What to do: Wherever the word "pointed" turns up in a line of the entries, copy that line.

>> Start Data

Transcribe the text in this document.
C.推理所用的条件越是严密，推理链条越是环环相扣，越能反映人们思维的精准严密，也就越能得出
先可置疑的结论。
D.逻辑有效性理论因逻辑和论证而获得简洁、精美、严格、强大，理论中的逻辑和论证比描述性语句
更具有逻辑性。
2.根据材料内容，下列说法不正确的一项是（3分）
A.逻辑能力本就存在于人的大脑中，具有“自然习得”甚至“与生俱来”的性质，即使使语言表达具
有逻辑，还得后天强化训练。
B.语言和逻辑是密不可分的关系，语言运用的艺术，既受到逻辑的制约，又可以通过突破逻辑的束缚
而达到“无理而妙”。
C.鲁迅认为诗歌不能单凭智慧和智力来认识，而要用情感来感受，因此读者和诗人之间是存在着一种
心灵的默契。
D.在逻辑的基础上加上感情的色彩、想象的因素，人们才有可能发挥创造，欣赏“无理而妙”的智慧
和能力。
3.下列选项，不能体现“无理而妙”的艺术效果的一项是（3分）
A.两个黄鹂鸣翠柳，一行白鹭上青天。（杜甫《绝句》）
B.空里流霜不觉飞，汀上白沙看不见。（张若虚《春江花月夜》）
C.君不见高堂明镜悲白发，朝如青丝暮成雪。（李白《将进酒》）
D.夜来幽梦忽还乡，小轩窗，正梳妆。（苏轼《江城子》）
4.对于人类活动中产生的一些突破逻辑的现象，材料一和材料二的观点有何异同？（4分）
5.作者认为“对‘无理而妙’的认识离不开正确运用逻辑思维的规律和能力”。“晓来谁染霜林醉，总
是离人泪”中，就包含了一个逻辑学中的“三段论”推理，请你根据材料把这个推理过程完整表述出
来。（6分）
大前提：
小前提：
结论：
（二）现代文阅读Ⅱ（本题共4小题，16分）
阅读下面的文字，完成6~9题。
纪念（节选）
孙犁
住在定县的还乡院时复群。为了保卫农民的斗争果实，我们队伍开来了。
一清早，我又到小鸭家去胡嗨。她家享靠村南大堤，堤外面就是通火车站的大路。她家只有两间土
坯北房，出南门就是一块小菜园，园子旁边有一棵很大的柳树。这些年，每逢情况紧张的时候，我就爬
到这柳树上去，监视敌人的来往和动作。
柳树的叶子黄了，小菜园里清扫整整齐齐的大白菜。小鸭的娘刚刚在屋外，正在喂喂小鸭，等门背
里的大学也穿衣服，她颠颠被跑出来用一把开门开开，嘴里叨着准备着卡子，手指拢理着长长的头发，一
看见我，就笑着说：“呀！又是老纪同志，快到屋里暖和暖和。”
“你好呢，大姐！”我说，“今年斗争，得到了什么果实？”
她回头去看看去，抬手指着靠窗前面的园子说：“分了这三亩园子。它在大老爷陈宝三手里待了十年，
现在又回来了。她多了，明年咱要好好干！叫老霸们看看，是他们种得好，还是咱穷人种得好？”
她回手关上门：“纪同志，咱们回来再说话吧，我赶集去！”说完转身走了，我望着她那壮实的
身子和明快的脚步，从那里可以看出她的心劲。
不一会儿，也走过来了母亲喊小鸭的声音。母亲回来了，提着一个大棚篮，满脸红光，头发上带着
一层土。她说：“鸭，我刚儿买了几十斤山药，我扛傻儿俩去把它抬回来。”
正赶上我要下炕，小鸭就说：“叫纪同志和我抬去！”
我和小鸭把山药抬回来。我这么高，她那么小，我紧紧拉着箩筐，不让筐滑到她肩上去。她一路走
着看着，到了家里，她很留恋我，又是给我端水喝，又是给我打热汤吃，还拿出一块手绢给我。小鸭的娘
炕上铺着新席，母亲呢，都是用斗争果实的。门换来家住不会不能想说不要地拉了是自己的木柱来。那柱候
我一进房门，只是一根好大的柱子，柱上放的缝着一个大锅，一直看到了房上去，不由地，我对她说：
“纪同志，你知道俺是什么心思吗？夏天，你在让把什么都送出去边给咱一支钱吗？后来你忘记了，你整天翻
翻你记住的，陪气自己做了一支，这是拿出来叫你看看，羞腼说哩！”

>> End Data
>> Start Data

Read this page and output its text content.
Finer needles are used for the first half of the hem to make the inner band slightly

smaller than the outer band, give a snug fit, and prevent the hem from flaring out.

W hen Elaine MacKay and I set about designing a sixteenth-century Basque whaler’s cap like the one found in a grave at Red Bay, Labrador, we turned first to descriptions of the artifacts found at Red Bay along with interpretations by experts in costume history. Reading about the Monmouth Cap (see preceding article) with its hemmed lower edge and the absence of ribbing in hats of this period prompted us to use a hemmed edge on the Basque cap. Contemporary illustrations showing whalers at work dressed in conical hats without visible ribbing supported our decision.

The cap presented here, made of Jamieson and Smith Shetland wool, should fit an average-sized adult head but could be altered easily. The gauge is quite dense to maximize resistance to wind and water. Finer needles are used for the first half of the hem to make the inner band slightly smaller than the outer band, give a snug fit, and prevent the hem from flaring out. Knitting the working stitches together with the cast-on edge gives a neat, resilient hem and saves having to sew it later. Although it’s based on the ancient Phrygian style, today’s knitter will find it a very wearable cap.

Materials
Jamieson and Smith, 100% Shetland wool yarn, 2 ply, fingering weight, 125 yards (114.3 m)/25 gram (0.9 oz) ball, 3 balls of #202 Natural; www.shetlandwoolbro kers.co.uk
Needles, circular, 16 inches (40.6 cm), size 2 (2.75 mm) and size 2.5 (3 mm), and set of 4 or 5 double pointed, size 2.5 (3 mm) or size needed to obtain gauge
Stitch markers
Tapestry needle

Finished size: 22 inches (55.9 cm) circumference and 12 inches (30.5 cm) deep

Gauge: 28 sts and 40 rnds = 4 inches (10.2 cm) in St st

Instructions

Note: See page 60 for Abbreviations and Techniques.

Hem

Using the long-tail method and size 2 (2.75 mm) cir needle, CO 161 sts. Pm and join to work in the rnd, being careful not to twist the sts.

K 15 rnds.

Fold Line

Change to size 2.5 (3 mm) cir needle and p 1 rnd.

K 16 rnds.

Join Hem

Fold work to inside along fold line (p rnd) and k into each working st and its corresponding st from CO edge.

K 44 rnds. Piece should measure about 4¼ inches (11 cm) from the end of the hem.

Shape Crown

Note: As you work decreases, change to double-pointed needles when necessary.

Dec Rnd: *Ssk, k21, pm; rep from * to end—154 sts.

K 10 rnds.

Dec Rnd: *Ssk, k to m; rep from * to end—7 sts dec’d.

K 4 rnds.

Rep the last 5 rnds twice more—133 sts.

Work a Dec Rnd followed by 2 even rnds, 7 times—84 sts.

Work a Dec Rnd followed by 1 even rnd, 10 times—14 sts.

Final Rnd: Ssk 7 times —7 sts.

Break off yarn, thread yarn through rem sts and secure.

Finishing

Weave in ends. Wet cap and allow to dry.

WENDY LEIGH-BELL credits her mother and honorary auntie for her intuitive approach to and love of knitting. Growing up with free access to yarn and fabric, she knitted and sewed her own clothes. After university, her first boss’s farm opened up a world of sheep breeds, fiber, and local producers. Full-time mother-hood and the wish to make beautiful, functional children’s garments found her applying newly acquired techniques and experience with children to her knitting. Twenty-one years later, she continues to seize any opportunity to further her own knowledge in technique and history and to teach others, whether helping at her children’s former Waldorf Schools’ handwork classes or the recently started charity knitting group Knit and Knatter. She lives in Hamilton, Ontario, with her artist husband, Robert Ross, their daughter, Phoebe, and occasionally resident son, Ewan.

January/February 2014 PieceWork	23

>> End Data

Exercise result:
Needles, circular, 16 inches (40.6 cm), size 2 (2.75 mm) and size 2.5 (3 mm), and set of 4 or 5 double pointed, size 2.5 (3 mm) or size needed to obtain gauge
Note: As you work decreases, change to double-pointed needles when necessary.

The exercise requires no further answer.